### STATED GOAL
Count every line of the material that holds the string "Breakthrough". Respond with the total only.

### DATA ROWS
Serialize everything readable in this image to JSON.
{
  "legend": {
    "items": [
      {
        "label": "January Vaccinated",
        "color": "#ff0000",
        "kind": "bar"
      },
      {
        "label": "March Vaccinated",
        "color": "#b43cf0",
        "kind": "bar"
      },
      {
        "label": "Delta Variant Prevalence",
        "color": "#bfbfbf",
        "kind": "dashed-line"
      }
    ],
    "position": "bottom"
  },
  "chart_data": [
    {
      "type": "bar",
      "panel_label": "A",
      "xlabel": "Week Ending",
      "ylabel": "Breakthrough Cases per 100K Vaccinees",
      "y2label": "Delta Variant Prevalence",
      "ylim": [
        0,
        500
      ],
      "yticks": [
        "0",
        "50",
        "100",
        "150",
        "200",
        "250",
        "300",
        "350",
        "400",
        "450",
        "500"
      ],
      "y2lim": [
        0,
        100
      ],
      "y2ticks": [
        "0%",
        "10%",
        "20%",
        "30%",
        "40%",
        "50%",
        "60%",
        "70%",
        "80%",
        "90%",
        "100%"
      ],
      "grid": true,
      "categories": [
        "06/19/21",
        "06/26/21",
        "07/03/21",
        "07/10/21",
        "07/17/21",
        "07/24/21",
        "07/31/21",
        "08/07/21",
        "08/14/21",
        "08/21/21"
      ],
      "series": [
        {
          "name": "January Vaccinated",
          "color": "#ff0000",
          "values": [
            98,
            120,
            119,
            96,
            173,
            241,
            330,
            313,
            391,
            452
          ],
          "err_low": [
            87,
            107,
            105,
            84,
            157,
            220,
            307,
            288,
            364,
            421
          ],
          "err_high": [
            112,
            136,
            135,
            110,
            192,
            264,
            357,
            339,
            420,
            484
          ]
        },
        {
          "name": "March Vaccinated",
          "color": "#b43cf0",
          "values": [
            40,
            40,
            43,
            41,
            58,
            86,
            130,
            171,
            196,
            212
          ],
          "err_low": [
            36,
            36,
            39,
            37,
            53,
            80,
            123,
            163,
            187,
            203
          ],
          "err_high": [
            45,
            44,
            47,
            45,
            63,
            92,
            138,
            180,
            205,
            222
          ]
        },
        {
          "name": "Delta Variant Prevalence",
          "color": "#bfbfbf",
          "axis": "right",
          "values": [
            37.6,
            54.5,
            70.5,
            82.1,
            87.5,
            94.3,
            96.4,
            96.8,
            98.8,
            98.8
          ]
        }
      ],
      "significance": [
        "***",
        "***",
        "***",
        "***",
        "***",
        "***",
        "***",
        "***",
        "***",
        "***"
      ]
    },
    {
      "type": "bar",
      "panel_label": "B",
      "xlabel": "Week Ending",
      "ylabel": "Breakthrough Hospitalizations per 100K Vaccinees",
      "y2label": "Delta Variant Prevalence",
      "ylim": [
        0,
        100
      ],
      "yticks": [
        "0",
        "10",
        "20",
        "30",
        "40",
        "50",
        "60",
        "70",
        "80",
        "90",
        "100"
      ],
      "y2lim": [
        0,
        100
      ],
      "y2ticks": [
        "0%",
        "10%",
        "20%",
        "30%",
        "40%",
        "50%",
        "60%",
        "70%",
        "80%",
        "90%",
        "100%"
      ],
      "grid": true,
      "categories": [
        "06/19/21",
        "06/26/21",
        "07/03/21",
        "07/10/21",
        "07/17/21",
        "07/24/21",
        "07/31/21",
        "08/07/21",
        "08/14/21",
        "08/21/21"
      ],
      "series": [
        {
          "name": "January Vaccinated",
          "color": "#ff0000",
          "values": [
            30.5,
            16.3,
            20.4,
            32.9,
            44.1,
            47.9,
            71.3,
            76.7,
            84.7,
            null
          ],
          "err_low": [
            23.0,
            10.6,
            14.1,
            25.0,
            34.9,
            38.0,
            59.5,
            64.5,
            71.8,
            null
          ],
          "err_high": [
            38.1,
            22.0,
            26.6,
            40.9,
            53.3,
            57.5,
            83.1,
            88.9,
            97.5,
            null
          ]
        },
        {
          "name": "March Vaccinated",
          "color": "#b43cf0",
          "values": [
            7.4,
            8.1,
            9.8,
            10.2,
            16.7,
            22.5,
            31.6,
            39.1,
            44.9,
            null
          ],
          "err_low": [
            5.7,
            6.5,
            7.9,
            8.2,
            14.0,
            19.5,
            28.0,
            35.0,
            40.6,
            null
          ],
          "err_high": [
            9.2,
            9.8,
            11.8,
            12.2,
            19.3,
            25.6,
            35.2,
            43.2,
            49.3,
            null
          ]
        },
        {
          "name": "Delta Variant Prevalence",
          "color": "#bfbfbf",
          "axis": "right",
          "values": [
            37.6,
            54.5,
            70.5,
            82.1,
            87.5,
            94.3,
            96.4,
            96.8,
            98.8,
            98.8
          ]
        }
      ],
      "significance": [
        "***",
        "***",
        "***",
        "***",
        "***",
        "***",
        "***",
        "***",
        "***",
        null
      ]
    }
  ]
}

### SOLVED EXERCISE
2